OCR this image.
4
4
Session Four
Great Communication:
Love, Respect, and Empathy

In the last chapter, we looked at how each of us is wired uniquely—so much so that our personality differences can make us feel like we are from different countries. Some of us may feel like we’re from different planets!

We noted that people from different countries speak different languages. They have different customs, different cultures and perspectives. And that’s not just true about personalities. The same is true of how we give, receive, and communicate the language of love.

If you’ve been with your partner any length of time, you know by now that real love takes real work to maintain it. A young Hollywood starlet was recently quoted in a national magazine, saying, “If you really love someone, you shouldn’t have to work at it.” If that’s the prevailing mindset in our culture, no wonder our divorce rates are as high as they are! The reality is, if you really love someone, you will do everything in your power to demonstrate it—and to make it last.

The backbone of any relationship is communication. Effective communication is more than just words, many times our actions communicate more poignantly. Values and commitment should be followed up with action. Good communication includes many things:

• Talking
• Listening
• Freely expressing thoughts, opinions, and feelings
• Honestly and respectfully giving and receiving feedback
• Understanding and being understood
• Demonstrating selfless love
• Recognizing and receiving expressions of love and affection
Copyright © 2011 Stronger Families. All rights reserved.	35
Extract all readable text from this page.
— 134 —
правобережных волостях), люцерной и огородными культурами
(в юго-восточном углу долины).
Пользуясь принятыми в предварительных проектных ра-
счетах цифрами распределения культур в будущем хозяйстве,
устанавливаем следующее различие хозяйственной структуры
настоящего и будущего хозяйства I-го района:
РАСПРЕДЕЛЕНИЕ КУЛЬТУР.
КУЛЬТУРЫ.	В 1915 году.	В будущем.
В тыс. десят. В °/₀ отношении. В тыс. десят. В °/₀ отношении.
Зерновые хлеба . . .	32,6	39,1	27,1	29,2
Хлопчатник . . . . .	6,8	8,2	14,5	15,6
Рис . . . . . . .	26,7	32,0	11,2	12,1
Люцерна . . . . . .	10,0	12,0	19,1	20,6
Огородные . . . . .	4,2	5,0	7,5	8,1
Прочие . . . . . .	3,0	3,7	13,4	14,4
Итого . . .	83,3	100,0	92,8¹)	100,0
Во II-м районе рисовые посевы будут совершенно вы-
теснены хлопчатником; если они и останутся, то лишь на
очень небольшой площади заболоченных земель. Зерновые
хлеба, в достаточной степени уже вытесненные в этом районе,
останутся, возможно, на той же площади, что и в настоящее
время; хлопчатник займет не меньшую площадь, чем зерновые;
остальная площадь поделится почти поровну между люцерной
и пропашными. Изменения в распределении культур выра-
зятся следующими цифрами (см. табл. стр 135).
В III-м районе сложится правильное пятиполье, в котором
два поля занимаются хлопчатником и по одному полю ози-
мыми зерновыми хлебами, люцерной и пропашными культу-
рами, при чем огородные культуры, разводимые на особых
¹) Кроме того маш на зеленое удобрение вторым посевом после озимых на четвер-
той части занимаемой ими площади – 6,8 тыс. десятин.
▬▬▬▬▬▬
» Directive:
Pick out each line that holds the string "countries".

» Task result:
In the last chapter, we looked at how each of us is wired uniquely—so much so that our personality differences can make us feel like we are from different countries. Some of us may feel like we’re from different planets!
We noted that people from different countries speak different languages. They have different customs, different cultures and perspectives. And that’s not just true about personalities. The same is true of how we give, receive, and communicate the language of love.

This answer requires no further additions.